**What is expected:** For the records below, say how many lines contain the string "рассрочку". Give the number only.

**Extracted information:**

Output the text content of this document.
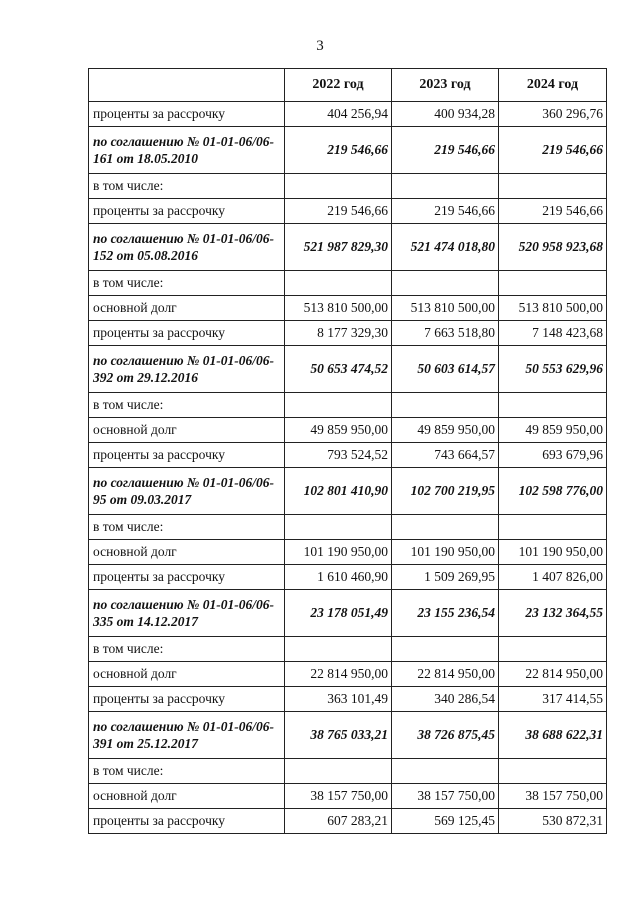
3
	2022 год	2023 год	2024 год
проценты за рассрочку	404 256,94	400 934,28	360 296,76
по соглашению № 01-01-06/06-161 от 18.05.2010	219 546,66	219 546,66	219 546,66
в том числе:			
проценты за рассрочку	219 546,66	219 546,66	219 546,66
по соглашению № 01-01-06/06-152 от 05.08.2016	521 987 829,30	521 474 018,80	520 958 923,68
в том числе:			
основной долг	513 810 500,00	513 810 500,00	513 810 500,00
проценты за рассрочку	8 177 329,30	7 663 518,80	7 148 423,68
по соглашению № 01-01-06/06-392 от 29.12.2016	50 653 474,52	50 603 614,57	50 553 629,96
в том числе:			
основной долг	49 859 950,00	49 859 950,00	49 859 950,00
проценты за рассрочку	793 524,52	743 664,57	693 679,96
по соглашению № 01-01-06/06-95 от 09.03.2017	102 801 410,90	102 700 219,95	102 598 776,00
в том числе:			
основной долг	101 190 950,00	101 190 950,00	101 190 950,00
проценты за рассрочку	1 610 460,90	1 509 269,95	1 407 826,00
по соглашению № 01-01-06/06-335 от 14.12.2017	23 178 051,49	23 155 236,54	23 132 364,55
в том числе:			
основной долг	22 814 950,00	22 814 950,00	22 814 950,00
проценты за рассрочку	363 101,49	340 286,54	317 414,55
по соглашению № 01-01-06/06-391 от 25.12.2017	38 765 033,21	38 726 875,45	38 688 622,31
в том числе:			
основной долг	38 157 750,00	38 157 750,00	38 157 750,00
проценты за рассрочку	607 283,21	569 125,45	530 872,31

**Output of the exercise:** 7